* WHAT YOU HAVE TO DO
Transcribe every entry word for word, leaving out all images.

* MATERIAL SUPPLIED

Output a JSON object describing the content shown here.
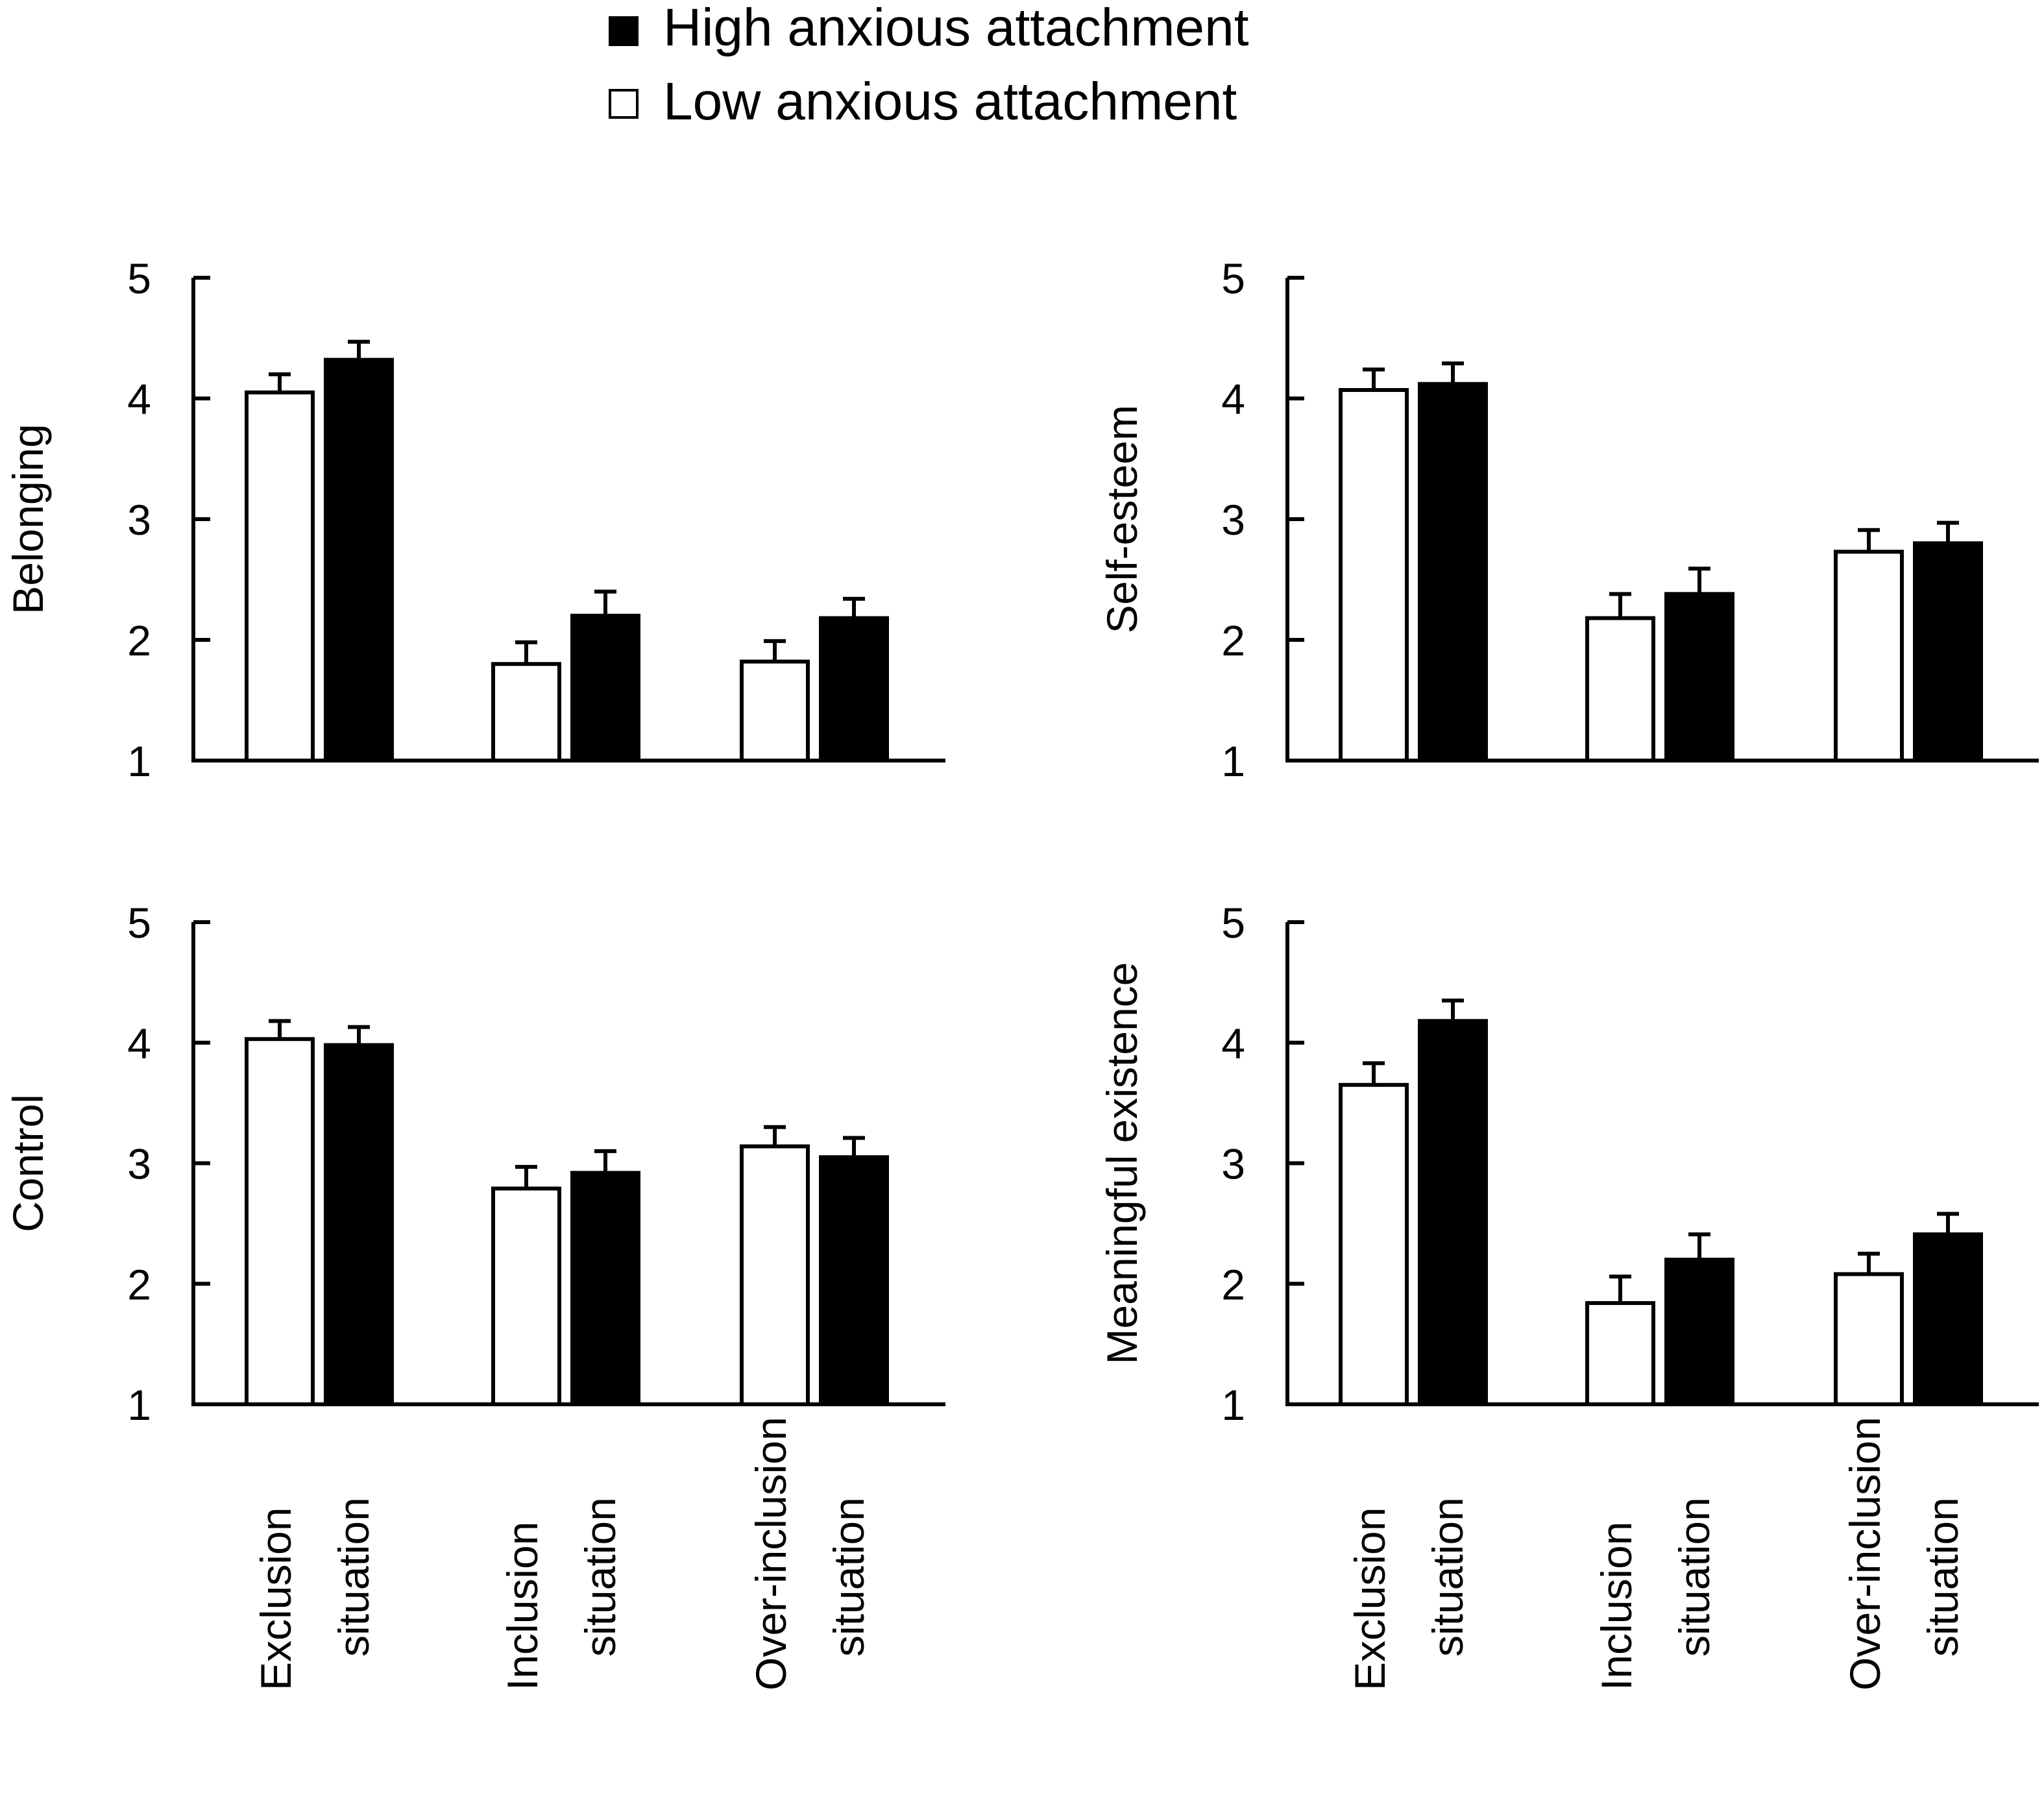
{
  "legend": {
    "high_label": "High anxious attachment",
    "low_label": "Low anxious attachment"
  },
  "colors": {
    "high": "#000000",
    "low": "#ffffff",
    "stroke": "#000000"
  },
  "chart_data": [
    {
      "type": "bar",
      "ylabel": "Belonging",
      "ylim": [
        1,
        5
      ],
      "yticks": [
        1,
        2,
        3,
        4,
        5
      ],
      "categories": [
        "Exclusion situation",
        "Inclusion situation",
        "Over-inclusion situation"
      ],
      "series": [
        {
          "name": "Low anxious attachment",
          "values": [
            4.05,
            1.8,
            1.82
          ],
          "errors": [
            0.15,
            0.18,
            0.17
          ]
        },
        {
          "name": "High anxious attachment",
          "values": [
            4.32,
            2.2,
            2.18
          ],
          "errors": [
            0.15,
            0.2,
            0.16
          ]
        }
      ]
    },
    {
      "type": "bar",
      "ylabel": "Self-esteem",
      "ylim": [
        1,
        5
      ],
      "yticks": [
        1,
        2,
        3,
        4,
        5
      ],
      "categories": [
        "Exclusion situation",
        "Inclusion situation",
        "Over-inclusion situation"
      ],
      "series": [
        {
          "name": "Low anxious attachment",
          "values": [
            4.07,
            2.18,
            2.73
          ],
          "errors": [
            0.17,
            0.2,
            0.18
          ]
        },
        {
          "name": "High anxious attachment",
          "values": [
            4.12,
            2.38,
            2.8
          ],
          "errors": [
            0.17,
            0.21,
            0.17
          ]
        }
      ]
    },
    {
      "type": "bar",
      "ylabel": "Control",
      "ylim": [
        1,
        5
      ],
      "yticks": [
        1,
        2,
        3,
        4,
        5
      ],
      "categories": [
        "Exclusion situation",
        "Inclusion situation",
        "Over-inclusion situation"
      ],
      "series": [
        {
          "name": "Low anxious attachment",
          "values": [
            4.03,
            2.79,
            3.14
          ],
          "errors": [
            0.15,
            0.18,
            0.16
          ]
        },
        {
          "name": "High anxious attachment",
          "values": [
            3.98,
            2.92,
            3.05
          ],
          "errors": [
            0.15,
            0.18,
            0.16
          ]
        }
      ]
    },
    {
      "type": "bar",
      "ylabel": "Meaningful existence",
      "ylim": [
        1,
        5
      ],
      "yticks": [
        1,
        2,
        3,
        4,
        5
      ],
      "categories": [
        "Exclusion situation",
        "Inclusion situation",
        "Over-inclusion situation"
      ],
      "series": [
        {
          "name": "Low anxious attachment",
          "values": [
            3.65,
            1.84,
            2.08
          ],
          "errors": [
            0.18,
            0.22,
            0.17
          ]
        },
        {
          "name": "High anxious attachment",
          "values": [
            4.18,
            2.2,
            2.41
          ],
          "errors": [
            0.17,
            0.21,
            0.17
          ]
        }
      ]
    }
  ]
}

* EXERCISE ANSWER
Output a JSON object describing the content shown here.
{
  "legend": {
    "high_label": "High anxious attachment",
    "low_label": "Low anxious attachment"
  },
  "colors": {
    "high": "#000000",
    "low": "#ffffff",
    "stroke": "#000000"
  },
  "chart_data": [
    {
      "type": "bar",
      "ylabel": "Belonging",
      "ylim": [
        1,
        5
      ],
      "yticks": [
        1,
        2,
        3,
        4,
        5
      ],
      "categories": [
        "Exclusion situation",
        "Inclusion situation",
        "Over-inclusion situation"
      ],
      "series": [
        {
          "name": "Low anxious attachment",
          "values": [
            4.05,
            1.8,
            1.82
          ],
          "errors": [
            0.15,
            0.18,
            0.17
          ]
        },
        {
          "name": "High anxious attachment",
          "values": [
            4.32,
            2.2,
            2.18
          ],
          "errors": [
            0.15,
            0.2,
            0.16
          ]
        }
      ]
    },
    {
      "type": "bar",
      "ylabel": "Self-esteem",
      "ylim": [
        1,
        5
      ],
      "yticks": [
        1,
        2,
        3,
        4,
        5
      ],
      "categories": [
        "Exclusion situation",
        "Inclusion situation",
        "Over-inclusion situation"
      ],
      "series": [
        {
          "name": "Low anxious attachment",
          "values": [
            4.07,
            2.18,
            2.73
          ],
          "errors": [
            0.17,
            0.2,
            0.18
          ]
        },
        {
          "name": "High anxious attachment",
          "values": [
            4.12,
            2.38,
            2.8
          ],
          "errors": [
            0.17,
            0.21,
            0.17
          ]
        }
      ]
    },
    {
      "type": "bar",
      "ylabel": "Control",
      "ylim": [
        1,
        5
      ],
      "yticks": [
        1,
        2,
        3,
        4,
        5
      ],
      "categories": [
        "Exclusion situation",
        "Inclusion situation",
        "Over-inclusion situation"
      ],
      "series": [
        {
          "name": "Low anxious attachment",
          "values": [
            4.03,
            2.79,
            3.14
          ],
          "errors": [
            0.15,
            0.18,
            0.16
          ]
        },
        {
          "name": "High anxious attachment",
          "values": [
            3.98,
            2.92,
            3.05
          ],
          "errors": [
            0.15,
            0.18,
            0.16
          ]
        }
      ]
    },
    {
      "type": "bar",
      "ylabel": "Meaningful existence",
      "ylim": [
        1,
        5
      ],
      "yticks": [
        1,
        2,
        3,
        4,
        5
      ],
      "categories": [
        "Exclusion situation",
        "Inclusion situation",
        "Over-inclusion situation"
      ],
      "series": [
        {
          "name": "Low anxious attachment",
          "values": [
            3.65,
            1.84,
            2.08
          ],
          "errors": [
            0.18,
            0.22,
            0.17
          ]
        },
        {
          "name": "High anxious attachment",
          "values": [
            4.18,
            2.2,
            2.41
          ],
          "errors": [
            0.17,
            0.21,
            0.17
          ]
        }
      ]
    }
  ]
}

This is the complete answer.